Raw records

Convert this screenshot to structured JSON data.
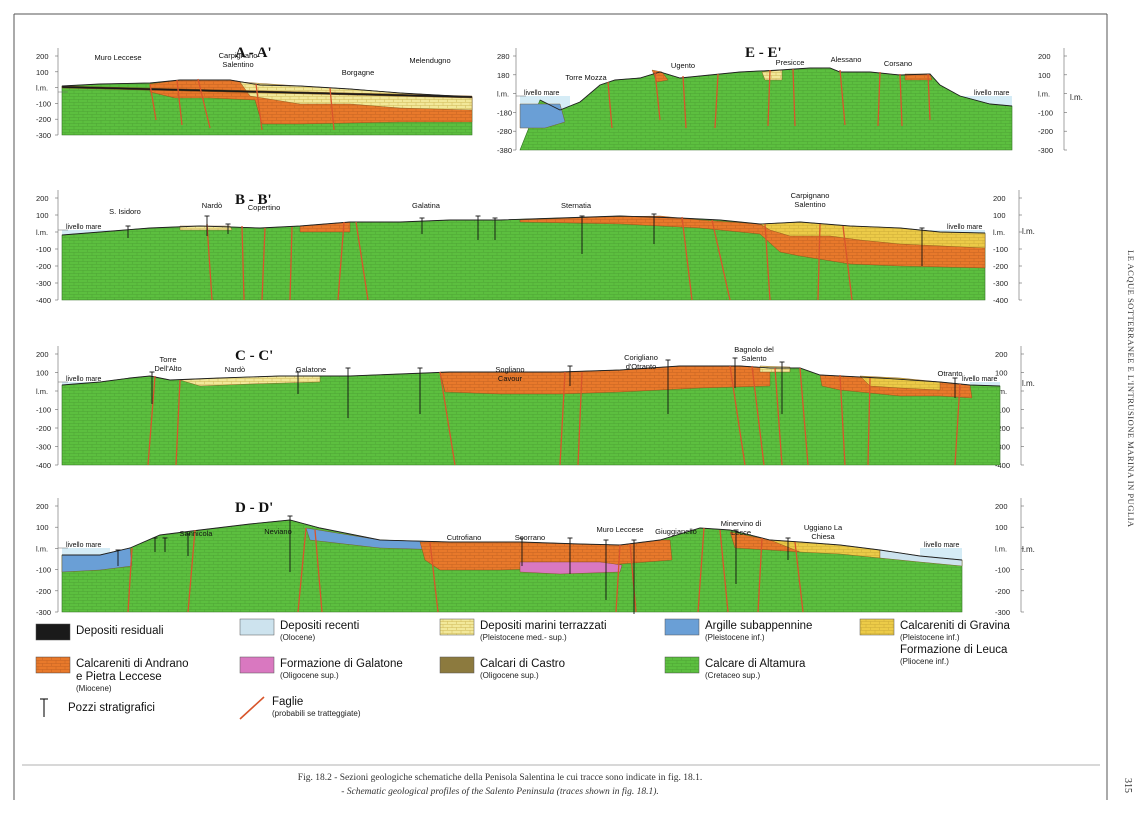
{
  "figure": {
    "caption_it": "Fig. 18.2 - Sezioni geologiche schematiche della Penisola Salentina le cui tracce sono indicate in fig. 18.1.",
    "caption_en": "- Schematic geological profiles of the Salento Peninsula (traces shown in fig. 18.1).",
    "running_title": "LE ACQUE SOTTERRANEE E L'INTRUSIONE MARINA IN PUGLIA",
    "page_number": "315"
  },
  "colors": {
    "altamura": "#5cbf3f",
    "andrano": "#e8792b",
    "terrazzati": "#f2e89a",
    "gravina": "#eccb48",
    "argille": "#6a9fd6",
    "recenti": "#cde3ee",
    "galatone": "#d978c0",
    "castro": "#8c7a3e",
    "residuali": "#1a1a1a",
    "faults": "#d8552b",
    "sea": "#d5ecf6"
  },
  "sections": [
    {
      "id": "A-A'",
      "label": "A - A'",
      "left_ticks": [
        "200",
        "100",
        "l.m.",
        "-100",
        "-200",
        "-300"
      ],
      "right_ticks": [],
      "localities": [
        "Muro Leccese",
        "Carpignano Salentino",
        "Borgagne",
        "Melendugno"
      ]
    },
    {
      "id": "E-E'",
      "label": "E - E'",
      "left_ticks": [
        "280",
        "180",
        "l.m.",
        "-180",
        "-280",
        "-380"
      ],
      "right_ticks": [
        "200",
        "100",
        "l.m.",
        "-100",
        "-200",
        "-300"
      ],
      "right_label": "l.m.",
      "sea_left": "livello mare",
      "sea_right": "livello mare",
      "localities": [
        "Torre Mozza",
        "Ugento",
        "Presicce",
        "Alessano",
        "Corsano"
      ]
    },
    {
      "id": "B-B'",
      "label": "B - B'",
      "left_ticks": [
        "200",
        "100",
        "l.m.",
        "-100",
        "-200",
        "-300",
        "-400"
      ],
      "right_ticks": [
        "200",
        "100",
        "l.m.",
        "-100",
        "-200",
        "-300",
        "-400"
      ],
      "right_label": "l.m.",
      "sea_left": "livello mare",
      "sea_right": "livello mare",
      "localities": [
        "S. Isidoro",
        "Nardò",
        "Copertino",
        "Galatina",
        "Sternatia",
        "Carpignano Salentino"
      ]
    },
    {
      "id": "C-C'",
      "label": "C - C'",
      "left_ticks": [
        "200",
        "100",
        "l.m.",
        "-100",
        "-200",
        "-300",
        "-400"
      ],
      "right_ticks": [
        "200",
        "100",
        "l.m.",
        "-100",
        "-200",
        "-300",
        "-400"
      ],
      "right_label": "l.m.",
      "sea_left": "livello mare",
      "sea_right": "livello mare",
      "localities": [
        "Torre Dell'Alto",
        "Nardò",
        "Galatone",
        "Sogliano Cavour",
        "Corigliano d'Otranto",
        "Bagnolo del Salento",
        "Otranto"
      ]
    },
    {
      "id": "D-D'",
      "label": "D - D'",
      "left_ticks": [
        "200",
        "100",
        "l.m.",
        "-100",
        "-200",
        "-300"
      ],
      "right_ticks": [
        "200",
        "100",
        "l.m.",
        "-100",
        "-200",
        "-300"
      ],
      "right_label": "l.m.",
      "sea_left": "livello mare",
      "sea_right": "livello mare",
      "localities": [
        "Sannicola",
        "Neviano",
        "Cutrofiano",
        "Scorrano",
        "Muro Leccese",
        "Giuggianello",
        "Minervino di Lecce",
        "Uggiano La Chiesa"
      ]
    }
  ],
  "legend": [
    {
      "key": "residuali",
      "label": "Depositi residuali",
      "sub": ""
    },
    {
      "key": "recenti",
      "label": "Depositi recenti",
      "sub": "(Olocene)"
    },
    {
      "key": "terrazzati",
      "label": "Depositi marini terrazzati",
      "sub": "(Pleistocene med.- sup.)"
    },
    {
      "key": "argille",
      "label": "Argille subappennine",
      "sub": "(Pleistocene inf.)"
    },
    {
      "key": "gravina",
      "label": "Calcareniti di Gravina",
      "sub": "(Pleistocene inf.)",
      "label2": "Formazione di Leuca",
      "sub2": "(Pliocene inf.)"
    },
    {
      "key": "andrano",
      "label": "Calcareniti di Andrano",
      "label_line2": "e Pietra Leccese",
      "sub": "(Miocene)"
    },
    {
      "key": "galatone",
      "label": "Formazione di Galatone",
      "sub": "(Oligocene sup.)"
    },
    {
      "key": "castro",
      "label": "Calcari di Castro",
      "sub": "(Oligocene sup.)"
    },
    {
      "key": "altamura",
      "label": "Calcare di Altamura",
      "sub": "(Cretaceo sup.)"
    },
    {
      "key": "wells",
      "label": "Pozzi stratigrafici",
      "sub": ""
    },
    {
      "key": "faults",
      "label": "Faglie",
      "sub": "(probabili se tratteggiate)"
    }
  ]
}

### GIVEN EXERCISE
Omit every image. Quote each record exactly.

### REPLY TO THE EXERCISE
Convert this screenshot to structured JSON data.
{
  "figure": {
    "caption_it": "Fig. 18.2 - Sezioni geologiche schematiche della Penisola Salentina le cui tracce sono indicate in fig. 18.1.",
    "caption_en": "- Schematic geological profiles of the Salento Peninsula (traces shown in fig. 18.1).",
    "running_title": "LE ACQUE SOTTERRANEE E L'INTRUSIONE MARINA IN PUGLIA",
    "page_number": "315"
  },
  "colors": {
    "altamura": "#5cbf3f",
    "andrano": "#e8792b",
    "terrazzati": "#f2e89a",
    "gravina": "#eccb48",
    "argille": "#6a9fd6",
    "recenti": "#cde3ee",
    "galatone": "#d978c0",
    "castro": "#8c7a3e",
    "residuali": "#1a1a1a",
    "faults": "#d8552b",
    "sea": "#d5ecf6"
  },
  "sections": [
    {
      "id": "A-A'",
      "label": "A - A'",
      "left_ticks": [
        "200",
        "100",
        "l.m.",
        "-100",
        "-200",
        "-300"
      ],
      "right_ticks": [],
      "localities": [
        "Muro Leccese",
        "Carpignano Salentino",
        "Borgagne",
        "Melendugno"
      ]
    },
    {
      "id": "E-E'",
      "label": "E - E'",
      "left_ticks": [
        "280",
        "180",
        "l.m.",
        "-180",
        "-280",
        "-380"
      ],
      "right_ticks": [
        "200",
        "100",
        "l.m.",
        "-100",
        "-200",
        "-300"
      ],
      "right_label": "l.m.",
      "sea_left": "livello mare",
      "sea_right": "livello mare",
      "localities": [
        "Torre Mozza",
        "Ugento",
        "Presicce",
        "Alessano",
        "Corsano"
      ]
    },
    {
      "id": "B-B'",
      "label": "B - B'",
      "left_ticks": [
        "200",
        "100",
        "l.m.",
        "-100",
        "-200",
        "-300",
        "-400"
      ],
      "right_ticks": [
        "200",
        "100",
        "l.m.",
        "-100",
        "-200",
        "-300",
        "-400"
      ],
      "right_label": "l.m.",
      "sea_left": "livello mare",
      "sea_right": "livello mare",
      "localities": [
        "S. Isidoro",
        "Nardò",
        "Copertino",
        "Galatina",
        "Sternatia",
        "Carpignano Salentino"
      ]
    },
    {
      "id": "C-C'",
      "label": "C - C'",
      "left_ticks": [
        "200",
        "100",
        "l.m.",
        "-100",
        "-200",
        "-300",
        "-400"
      ],
      "right_ticks": [
        "200",
        "100",
        "l.m.",
        "-100",
        "-200",
        "-300",
        "-400"
      ],
      "right_label": "l.m.",
      "sea_left": "livello mare",
      "sea_right": "livello mare",
      "localities": [
        "Torre Dell'Alto",
        "Nardò",
        "Galatone",
        "Sogliano Cavour",
        "Corigliano d'Otranto",
        "Bagnolo del Salento",
        "Otranto"
      ]
    },
    {
      "id": "D-D'",
      "label": "D - D'",
      "left_ticks": [
        "200",
        "100",
        "l.m.",
        "-100",
        "-200",
        "-300"
      ],
      "right_ticks": [
        "200",
        "100",
        "l.m.",
        "-100",
        "-200",
        "-300"
      ],
      "right_label": "l.m.",
      "sea_left": "livello mare",
      "sea_right": "livello mare",
      "localities": [
        "Sannicola",
        "Neviano",
        "Cutrofiano",
        "Scorrano",
        "Muro Leccese",
        "Giuggianello",
        "Minervino di Lecce",
        "Uggiano La Chiesa"
      ]
    }
  ],
  "legend": [
    {
      "key": "residuali",
      "label": "Depositi residuali",
      "sub": ""
    },
    {
      "key": "recenti",
      "label": "Depositi recenti",
      "sub": "(Olocene)"
    },
    {
      "key": "terrazzati",
      "label": "Depositi marini terrazzati",
      "sub": "(Pleistocene med.- sup.)"
    },
    {
      "key": "argille",
      "label": "Argille subappennine",
      "sub": "(Pleistocene inf.)"
    },
    {
      "key": "gravina",
      "label": "Calcareniti di Gravina",
      "sub": "(Pleistocene inf.)",
      "label2": "Formazione di Leuca",
      "sub2": "(Pliocene inf.)"
    },
    {
      "key": "andrano",
      "label": "Calcareniti di Andrano",
      "label_line2": "e Pietra Leccese",
      "sub": "(Miocene)"
    },
    {
      "key": "galatone",
      "label": "Formazione di Galatone",
      "sub": "(Oligocene sup.)"
    },
    {
      "key": "castro",
      "label": "Calcari di Castro",
      "sub": "(Oligocene sup.)"
    },
    {
      "key": "altamura",
      "label": "Calcare di Altamura",
      "sub": "(Cretaceo sup.)"
    },
    {
      "key": "wells",
      "label": "Pozzi stratigrafici",
      "sub": ""
    },
    {
      "key": "faults",
      "label": "Faglie",
      "sub": "(probabili se tratteggiate)"
    }
  ]
}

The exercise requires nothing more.